* Aim of the exercise:
From the listing, collect all lines containing the word "allows".

* * *

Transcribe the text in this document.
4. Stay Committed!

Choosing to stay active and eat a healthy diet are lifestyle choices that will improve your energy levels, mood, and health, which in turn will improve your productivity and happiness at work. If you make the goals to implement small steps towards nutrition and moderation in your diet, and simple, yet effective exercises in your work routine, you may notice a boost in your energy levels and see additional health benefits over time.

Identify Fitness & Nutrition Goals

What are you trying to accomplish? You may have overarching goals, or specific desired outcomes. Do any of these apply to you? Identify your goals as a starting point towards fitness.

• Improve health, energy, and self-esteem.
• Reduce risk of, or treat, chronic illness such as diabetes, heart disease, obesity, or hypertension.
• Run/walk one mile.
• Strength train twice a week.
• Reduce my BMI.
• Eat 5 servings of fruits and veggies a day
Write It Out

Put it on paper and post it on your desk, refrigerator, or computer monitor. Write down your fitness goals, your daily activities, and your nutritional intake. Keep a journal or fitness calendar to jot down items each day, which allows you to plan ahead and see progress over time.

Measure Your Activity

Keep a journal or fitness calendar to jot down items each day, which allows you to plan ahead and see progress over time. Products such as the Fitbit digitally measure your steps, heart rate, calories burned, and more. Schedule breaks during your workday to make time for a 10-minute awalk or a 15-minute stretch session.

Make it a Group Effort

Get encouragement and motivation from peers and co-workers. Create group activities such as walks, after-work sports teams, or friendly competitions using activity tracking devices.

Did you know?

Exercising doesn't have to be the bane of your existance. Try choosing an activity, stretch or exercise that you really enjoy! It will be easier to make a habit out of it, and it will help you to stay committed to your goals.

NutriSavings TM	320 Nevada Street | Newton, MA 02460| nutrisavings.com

* * *

* Response below:
Put it on paper and post it on your desk, refrigerator, or computer monitor. Write down your fitness goals, your daily activities, and your nutritional intake. Keep a journal or fitness calendar to jot down items each day, which allows you to plan ahead and see progress over time.
Keep a journal or fitness calendar to jot down items each day, which allows you to plan ahead and see progress over time. Products such as the Fitbit digitally measure your steps, heart rate, calories burned, and more. Schedule breaks during your workday to make time for a 10-minute awalk or a 15-minute stretch session.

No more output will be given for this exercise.